# [Set task]
How would the earnings call transcript go on from here? Write the next part, starting right after its last line.

# [Page text]
____

And I think you'll remember that we increased our type curve in 2016 or so, Ron, and that was based primarily on what we had learned about higher 1,800 pound and other proppant load-ins (37:38) and some other things we were doing on our completions. So, the 2015 graph is showing performance to the type curve we have.
The 2016 and 2017 are showing performance to the type curve that we used and increased in those levels. Just to make sure we've been clear on that, Kashy..
No, got you. That's it for me. Thanks so much, and have a good rest of the day..
Thank you..
Thank you..
Thank you. The next question comes from the line of Derrick Whitfield with Stifel. Your line is now open..
Good morning, all; and congrats on a strong quarter..
Good morning..
Thanks, Derrick..
Randy, in last quarter's press release, you indicated that Laredo would likely add a fifth rig later this year.
Recognizing that you're better protected from basis exposure than your peers, how would you manage operations if you were faced with two quarters of Midland differentials in excess of $20 per barrel? And I guess, where I'm getting at is, other than potentially completion deferrals, are there other operational measures you could employ?.
It's interesting. I think we implied that at some point, acceleration at the end of the year for the fifth rig But what we're seeing and what we have said, Derrick, I think is that we're effectively adding rigs by just how much more efficient we're getting on both the drilling and completions side.
So, I don't know that adding a fifth rig is the right verbiage anymore. I think our view is that with the efficiencies we're getting, which are actually kind of – it's pretty impressive to us, we have accelerated. And obviously, that was the reason for what we thought was a fairly small capital increase.
And you look in, I think, it's slide 5, we're just continually getting better. Now, I've said now for several years that you cannot keep getting better at the rate we're getting more efficient. At some point, it becomes incremental and not these huge changes we're seeing.
And Karen's, and Dan, and their teams keep proving me wrong, that we are getting much better as we go. So, I don't know that we're committed. We're probably, I think, sometime going to add a fifth rig. It may be much later in 2019. But I'm pleased with how much more efficient we continue to get..

____

Dataset items:

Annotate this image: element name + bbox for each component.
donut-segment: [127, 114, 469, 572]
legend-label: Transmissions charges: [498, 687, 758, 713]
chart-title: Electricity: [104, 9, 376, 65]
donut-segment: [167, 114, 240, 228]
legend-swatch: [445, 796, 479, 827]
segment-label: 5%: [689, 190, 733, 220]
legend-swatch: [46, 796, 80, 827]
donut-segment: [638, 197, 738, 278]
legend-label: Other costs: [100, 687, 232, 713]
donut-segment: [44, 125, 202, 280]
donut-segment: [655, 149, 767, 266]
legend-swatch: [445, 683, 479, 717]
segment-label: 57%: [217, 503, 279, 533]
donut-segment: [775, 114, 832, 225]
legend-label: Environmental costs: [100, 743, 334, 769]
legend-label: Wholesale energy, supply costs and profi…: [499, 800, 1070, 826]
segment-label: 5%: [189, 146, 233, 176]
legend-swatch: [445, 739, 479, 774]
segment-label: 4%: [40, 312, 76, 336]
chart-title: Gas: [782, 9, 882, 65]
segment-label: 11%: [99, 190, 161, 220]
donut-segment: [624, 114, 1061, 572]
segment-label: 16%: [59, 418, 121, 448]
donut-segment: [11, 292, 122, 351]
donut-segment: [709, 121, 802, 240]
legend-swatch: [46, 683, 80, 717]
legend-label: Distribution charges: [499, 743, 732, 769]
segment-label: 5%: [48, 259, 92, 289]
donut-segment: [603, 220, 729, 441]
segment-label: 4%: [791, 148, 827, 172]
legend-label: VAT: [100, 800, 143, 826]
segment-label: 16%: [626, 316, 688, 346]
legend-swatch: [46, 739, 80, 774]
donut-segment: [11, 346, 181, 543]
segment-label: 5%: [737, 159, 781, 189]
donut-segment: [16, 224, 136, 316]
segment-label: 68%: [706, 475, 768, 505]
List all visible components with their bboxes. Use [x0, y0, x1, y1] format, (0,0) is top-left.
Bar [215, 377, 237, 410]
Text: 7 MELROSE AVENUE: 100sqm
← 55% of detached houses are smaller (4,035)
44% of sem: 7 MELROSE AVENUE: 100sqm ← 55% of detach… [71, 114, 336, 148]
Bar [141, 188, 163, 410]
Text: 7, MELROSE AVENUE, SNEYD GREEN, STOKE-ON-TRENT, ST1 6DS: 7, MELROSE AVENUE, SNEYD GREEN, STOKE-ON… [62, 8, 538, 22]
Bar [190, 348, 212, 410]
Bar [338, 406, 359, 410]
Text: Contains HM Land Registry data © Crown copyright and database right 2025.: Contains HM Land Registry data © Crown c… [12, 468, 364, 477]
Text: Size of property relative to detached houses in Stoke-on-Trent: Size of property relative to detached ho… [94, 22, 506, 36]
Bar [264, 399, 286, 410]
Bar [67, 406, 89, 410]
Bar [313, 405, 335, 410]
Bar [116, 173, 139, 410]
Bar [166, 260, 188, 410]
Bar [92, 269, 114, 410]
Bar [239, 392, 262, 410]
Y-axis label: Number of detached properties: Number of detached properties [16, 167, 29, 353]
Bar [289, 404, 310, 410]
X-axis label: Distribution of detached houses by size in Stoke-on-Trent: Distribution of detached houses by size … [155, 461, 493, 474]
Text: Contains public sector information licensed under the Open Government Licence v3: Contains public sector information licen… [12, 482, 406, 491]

____

# [Expected answer]
Got it. I agree. The operational efficiencies are impressive.
As my follow-up, perhaps for yourself or Dan, to what degree can reduced pressure drawdown and further completion optimization mitigate the initial increase in GORs that you referenced in your prepared remarks?.
That's a great question. I may have Jason jump in here and help me out. But what we're seeing in the very early data on the Kloesel package that I mentioned in my remarks, where we have maintained a fairly aggressive, what we call, managed drawdown regime, on those wells is that we have seen positive results.
We're seeing oil cuts at the 80-plus percent level six months or so worth of production – nine months, a little bit off. Nine months' worth of production, we're still seeing 80% oil cuts. So, we feel that the managed drawdown will be effective. We need a little bit more run time to see if it's going to be economically effective or not..
And to be – complete that story, as you manage the drawdown, you are effectively slowing the overall – even though you're increasing oil content percentage, you're reducing the overall production from the well. So that's just the physics of how that has to work. So, we can get a higher oil content, but it comes at some cost of early less production.
And so, we're liking what we see. We're trying to figure out if that's something we can implement or not broader.
And that all kind of rolls into the view of by the time the basis differential cleans up in mid-2019 or whenever it does and the basin has a lot more takeaway capacity, we'll have a better view on what we want to do with rigs and what we want to do with managed drawdown. That's where we're headed..
Got it, very helpful. And thanks for taking my questions..
Yeah. And just to be fair (43:16), with doing managed drawdown on packages of wells, while it may have a pretty big impact on that package, with our base production, it takes a long time to move that needle..
Thank you. The next question will come from the line of Asit Sen with Bank of America Merrill Lynch. Your line is now open..
Thank you. Good morning, everyone. Dan, I think, previously, you'd spoken about going from 5 clusters to 8 to 10 clusters per stage. Can you talk a little bit about what you're seeing in terms of cluster efficiency? And also, I think you were doing some tests using lower concentration of fluids.
Wondering if you could provide any update on how these wells are tracking?.
Thanks, Asit. I'll start this out and probably have Karen fill in the blanks here. I'll start with your question on the lower water concentration wells to begin with, hybrids. We ran the hybrid design on 12 wells in the first quarter.
And of those 12 wells, we had the one package in particular, where we believe that we had controlled enough of the variables, where we had a pretty good test of that. And we had a slickwater well that was bounded and we had a hybrid well that was bounded. The hybrid wells, economically, if you just looked at the hybrid wells, they performed very well.
They're 40-plus percent rate of return type wells. So, they're not poor wells, but we were in an extremely good area, where we have extremely good rock. And the bounded slickwater well was at 70-plus percent rate of return.
So, the hybrid design in that particular case was not economic, but it did result in good wells, but simply not nearly as good as we would have obtained, had we continued to use slickwater on all the wells.
And the second part of the question was?.
The 5 cluster going to 8 to 10 clusters?.
Yeah. I'm going to let Karen talk to you about clusters..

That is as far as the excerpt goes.